[START RECORD EXCERPTS]
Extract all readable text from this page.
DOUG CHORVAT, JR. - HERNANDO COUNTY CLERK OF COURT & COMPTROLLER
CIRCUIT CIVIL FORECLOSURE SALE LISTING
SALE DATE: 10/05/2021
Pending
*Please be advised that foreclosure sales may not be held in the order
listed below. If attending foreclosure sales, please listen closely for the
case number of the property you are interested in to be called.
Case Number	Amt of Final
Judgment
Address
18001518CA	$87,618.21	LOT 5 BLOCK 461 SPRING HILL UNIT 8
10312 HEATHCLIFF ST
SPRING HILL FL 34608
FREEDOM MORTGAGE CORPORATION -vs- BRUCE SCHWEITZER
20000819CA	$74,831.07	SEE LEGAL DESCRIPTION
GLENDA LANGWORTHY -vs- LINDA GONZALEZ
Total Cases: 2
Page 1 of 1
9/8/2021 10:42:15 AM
[END RECORD EXCERPTS]
TASK REQUIREMENTS: Go over the records above and tally the lines with the word "sales" in them. Give the number alone.

EXERCISE SOLUTION: 2